Goal: Scan the data. Collect each line that contains the word "Recon".

===== Source records =====

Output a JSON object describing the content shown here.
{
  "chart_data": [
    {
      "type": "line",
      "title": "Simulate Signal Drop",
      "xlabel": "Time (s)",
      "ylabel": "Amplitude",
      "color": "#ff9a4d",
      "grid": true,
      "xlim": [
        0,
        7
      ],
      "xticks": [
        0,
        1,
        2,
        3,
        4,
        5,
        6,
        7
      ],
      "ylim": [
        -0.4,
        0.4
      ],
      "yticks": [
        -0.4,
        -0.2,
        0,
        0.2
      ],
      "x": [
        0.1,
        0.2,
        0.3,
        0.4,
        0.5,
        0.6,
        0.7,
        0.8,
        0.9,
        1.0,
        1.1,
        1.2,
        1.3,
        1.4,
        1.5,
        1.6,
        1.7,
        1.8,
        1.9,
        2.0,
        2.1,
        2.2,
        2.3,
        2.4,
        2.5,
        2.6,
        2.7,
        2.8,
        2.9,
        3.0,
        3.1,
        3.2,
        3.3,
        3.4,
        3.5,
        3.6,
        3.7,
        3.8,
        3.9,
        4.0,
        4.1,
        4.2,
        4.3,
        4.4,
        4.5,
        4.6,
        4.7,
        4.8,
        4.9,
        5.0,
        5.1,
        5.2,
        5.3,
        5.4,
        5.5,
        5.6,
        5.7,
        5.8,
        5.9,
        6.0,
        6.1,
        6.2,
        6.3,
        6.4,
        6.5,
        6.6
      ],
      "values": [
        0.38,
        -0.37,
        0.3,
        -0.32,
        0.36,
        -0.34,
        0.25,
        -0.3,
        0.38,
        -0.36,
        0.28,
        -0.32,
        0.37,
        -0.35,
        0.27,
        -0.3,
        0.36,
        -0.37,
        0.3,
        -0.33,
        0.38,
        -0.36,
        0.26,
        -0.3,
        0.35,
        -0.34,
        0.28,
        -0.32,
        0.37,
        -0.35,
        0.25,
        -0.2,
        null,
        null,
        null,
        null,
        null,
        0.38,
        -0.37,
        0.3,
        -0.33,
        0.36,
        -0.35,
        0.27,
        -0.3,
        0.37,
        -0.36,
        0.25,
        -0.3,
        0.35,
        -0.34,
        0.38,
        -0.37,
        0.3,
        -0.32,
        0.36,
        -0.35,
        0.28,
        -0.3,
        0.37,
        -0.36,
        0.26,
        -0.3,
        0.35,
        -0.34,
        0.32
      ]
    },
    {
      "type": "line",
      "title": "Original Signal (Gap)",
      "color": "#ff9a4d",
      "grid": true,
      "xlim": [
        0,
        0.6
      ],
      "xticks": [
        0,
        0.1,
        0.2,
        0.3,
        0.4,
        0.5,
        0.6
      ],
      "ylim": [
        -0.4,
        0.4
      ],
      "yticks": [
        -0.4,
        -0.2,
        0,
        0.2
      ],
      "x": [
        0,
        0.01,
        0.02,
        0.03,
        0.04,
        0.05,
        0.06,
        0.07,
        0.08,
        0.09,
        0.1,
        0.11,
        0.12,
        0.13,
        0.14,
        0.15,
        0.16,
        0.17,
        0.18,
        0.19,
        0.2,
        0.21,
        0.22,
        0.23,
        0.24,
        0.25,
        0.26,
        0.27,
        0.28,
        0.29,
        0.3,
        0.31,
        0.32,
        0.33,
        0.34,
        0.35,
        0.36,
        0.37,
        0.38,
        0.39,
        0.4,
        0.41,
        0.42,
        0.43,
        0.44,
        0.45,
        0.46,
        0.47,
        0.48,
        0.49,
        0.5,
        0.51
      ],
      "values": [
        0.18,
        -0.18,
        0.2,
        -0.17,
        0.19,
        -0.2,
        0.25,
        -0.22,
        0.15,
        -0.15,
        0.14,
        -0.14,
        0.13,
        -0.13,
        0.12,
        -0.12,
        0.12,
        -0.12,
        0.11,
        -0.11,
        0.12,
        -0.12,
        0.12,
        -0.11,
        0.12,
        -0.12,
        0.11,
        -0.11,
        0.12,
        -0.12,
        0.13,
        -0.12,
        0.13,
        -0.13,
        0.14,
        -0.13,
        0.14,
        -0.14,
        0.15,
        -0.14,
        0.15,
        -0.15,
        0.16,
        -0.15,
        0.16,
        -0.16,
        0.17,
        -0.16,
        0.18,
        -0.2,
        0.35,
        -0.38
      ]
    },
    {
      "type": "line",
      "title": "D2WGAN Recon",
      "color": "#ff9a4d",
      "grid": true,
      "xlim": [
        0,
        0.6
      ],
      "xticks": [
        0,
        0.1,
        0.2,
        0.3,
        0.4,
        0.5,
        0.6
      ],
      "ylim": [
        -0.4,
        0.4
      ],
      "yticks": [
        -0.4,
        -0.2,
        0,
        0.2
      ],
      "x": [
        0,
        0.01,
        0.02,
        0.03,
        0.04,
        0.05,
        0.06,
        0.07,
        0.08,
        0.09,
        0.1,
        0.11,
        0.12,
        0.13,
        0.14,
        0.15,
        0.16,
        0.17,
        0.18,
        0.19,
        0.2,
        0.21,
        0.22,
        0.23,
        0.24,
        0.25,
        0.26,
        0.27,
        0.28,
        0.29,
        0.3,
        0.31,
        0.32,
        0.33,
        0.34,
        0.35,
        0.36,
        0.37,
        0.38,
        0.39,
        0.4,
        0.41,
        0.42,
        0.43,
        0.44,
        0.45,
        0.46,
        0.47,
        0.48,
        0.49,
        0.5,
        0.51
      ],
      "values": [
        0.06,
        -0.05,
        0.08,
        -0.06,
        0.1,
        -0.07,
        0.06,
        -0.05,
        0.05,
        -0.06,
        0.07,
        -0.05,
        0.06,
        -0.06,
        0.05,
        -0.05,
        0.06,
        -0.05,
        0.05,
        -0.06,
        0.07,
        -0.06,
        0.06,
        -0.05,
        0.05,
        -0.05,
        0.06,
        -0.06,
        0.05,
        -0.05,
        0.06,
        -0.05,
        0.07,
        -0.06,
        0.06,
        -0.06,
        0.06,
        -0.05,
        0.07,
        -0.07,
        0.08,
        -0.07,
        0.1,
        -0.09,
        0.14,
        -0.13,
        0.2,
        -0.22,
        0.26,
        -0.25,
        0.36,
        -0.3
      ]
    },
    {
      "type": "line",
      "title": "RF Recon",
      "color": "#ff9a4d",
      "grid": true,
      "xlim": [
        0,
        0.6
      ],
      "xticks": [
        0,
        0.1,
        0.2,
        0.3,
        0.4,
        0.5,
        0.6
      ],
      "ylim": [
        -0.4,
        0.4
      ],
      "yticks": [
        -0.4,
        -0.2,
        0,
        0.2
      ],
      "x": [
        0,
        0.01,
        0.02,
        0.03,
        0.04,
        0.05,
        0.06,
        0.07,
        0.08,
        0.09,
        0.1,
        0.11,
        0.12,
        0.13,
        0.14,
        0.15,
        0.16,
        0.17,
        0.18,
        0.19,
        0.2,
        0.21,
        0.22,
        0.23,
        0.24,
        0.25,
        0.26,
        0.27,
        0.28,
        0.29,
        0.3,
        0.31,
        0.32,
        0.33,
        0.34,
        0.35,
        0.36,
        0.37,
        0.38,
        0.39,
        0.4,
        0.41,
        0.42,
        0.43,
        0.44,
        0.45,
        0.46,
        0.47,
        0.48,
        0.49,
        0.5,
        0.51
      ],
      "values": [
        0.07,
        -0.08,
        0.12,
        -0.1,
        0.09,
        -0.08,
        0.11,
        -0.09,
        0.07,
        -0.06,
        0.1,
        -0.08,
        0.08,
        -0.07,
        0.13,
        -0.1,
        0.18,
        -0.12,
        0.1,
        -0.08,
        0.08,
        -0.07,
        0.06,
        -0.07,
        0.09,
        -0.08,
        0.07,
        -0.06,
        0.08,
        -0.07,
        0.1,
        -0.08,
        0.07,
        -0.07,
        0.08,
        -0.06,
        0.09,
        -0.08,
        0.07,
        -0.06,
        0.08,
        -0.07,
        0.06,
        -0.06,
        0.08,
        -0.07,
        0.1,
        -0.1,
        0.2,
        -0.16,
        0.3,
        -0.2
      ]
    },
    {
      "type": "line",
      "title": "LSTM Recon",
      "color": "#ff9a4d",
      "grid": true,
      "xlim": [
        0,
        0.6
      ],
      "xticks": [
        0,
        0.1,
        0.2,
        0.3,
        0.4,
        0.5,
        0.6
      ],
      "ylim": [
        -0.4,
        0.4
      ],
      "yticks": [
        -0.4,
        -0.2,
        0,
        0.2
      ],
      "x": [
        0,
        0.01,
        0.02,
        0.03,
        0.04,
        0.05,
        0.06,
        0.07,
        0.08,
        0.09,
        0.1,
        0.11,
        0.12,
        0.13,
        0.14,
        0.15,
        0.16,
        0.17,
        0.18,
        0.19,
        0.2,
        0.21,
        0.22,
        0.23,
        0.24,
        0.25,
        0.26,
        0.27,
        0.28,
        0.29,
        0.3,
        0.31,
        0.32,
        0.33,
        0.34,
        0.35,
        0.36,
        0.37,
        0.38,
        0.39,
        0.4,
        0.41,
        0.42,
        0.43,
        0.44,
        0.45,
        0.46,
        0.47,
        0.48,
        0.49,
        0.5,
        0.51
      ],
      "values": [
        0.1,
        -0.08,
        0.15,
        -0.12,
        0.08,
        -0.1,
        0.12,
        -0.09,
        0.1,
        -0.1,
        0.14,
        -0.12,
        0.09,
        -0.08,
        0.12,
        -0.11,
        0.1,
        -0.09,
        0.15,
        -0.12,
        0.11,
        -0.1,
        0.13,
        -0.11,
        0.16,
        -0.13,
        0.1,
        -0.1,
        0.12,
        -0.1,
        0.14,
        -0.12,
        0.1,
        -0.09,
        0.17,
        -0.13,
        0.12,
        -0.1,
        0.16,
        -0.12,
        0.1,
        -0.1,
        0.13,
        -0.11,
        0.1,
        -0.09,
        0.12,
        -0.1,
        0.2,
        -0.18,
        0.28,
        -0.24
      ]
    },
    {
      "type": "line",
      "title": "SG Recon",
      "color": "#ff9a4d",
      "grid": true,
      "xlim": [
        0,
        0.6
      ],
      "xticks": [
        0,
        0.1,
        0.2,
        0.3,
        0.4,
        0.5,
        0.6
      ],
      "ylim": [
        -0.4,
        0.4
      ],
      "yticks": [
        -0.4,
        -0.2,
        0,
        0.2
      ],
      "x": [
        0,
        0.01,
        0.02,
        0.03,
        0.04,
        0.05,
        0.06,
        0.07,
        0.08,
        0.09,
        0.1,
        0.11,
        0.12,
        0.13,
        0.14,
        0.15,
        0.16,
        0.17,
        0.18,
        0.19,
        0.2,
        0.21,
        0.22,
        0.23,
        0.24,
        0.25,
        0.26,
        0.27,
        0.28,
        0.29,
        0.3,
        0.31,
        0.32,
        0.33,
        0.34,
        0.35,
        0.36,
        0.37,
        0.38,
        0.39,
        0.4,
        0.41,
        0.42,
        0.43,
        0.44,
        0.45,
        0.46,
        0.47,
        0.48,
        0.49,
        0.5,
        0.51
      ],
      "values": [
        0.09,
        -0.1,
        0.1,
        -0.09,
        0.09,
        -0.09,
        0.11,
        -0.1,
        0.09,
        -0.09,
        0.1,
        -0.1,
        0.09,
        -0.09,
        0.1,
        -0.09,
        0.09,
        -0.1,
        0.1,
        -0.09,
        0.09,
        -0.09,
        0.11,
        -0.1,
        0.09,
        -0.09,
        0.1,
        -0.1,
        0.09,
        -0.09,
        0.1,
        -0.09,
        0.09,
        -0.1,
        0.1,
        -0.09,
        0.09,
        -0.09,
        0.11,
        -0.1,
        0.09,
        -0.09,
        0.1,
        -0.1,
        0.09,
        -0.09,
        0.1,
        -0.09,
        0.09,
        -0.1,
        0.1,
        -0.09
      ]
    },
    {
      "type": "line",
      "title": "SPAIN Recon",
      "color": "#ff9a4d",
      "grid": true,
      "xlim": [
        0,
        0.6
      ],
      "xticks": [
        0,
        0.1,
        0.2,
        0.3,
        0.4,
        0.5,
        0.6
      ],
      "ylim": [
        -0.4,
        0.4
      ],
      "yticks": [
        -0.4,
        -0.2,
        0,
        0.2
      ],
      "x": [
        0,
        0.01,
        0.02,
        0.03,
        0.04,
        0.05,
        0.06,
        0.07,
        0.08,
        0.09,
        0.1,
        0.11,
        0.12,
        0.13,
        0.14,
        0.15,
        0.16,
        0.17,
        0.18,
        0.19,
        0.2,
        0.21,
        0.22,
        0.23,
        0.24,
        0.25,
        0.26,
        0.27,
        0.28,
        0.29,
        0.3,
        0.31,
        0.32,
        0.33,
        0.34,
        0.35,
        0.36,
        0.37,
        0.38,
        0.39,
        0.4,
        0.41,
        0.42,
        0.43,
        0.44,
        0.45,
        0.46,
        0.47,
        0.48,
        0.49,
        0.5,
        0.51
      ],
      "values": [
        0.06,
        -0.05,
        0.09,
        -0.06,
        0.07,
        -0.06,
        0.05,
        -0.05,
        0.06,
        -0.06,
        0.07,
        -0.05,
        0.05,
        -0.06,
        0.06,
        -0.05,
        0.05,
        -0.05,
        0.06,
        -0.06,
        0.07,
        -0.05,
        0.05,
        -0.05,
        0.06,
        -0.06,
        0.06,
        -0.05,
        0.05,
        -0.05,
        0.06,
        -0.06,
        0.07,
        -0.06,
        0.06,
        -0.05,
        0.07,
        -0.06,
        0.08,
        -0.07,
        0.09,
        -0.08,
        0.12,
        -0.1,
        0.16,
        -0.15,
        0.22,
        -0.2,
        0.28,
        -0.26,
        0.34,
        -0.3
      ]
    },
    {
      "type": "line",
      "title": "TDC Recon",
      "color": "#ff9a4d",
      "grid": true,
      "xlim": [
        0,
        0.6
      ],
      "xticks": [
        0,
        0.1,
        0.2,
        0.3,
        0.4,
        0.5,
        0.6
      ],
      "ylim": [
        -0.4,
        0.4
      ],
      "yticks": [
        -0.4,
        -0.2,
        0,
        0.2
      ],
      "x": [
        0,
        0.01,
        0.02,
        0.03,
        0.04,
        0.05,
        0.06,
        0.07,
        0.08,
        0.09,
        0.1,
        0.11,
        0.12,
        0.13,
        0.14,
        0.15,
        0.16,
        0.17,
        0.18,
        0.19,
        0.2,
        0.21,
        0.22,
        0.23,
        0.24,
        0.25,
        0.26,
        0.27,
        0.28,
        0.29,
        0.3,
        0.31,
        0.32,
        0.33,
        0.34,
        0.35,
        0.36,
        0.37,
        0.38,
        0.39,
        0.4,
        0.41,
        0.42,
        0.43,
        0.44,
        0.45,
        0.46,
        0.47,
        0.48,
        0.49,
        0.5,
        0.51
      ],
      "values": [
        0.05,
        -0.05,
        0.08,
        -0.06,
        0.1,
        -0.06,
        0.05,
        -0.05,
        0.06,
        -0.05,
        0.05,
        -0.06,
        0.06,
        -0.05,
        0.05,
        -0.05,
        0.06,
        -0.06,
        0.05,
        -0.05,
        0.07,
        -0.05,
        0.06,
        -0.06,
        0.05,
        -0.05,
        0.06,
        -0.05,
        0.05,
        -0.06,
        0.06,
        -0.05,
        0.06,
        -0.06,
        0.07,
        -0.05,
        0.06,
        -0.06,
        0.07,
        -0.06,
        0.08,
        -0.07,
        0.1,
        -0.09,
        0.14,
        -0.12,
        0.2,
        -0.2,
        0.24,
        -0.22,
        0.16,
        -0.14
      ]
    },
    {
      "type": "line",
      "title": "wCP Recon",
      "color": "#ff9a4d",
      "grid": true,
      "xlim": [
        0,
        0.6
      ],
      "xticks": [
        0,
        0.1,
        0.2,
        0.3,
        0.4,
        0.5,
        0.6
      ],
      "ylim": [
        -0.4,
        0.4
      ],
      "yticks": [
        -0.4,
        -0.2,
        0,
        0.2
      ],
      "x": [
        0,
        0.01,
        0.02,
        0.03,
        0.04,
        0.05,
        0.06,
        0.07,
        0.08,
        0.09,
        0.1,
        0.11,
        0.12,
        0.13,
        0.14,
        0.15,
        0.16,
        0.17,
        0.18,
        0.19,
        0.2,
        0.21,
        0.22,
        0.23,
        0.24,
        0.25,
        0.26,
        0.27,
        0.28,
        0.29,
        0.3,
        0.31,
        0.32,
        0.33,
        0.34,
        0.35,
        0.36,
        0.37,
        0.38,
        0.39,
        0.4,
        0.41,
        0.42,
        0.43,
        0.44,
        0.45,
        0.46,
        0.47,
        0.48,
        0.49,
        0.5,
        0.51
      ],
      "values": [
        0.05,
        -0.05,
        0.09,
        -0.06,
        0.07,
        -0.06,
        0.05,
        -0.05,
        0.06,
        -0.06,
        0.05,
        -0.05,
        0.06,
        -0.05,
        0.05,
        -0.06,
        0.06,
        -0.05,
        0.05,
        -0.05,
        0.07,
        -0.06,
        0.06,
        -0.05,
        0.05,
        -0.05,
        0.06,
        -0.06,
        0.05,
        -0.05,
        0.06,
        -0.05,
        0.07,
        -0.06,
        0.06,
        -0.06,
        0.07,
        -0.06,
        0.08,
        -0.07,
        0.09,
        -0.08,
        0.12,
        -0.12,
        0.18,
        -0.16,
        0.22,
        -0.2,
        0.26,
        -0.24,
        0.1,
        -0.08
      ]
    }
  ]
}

=====

Task result:
      "title": "D2WGAN Recon",
      "title": "RF Recon",
      "title": "LSTM Recon",
      "title": "SG Recon",
      "title": "SPAIN Recon",
      "title": "TDC Recon",
      "title": "wCP Recon",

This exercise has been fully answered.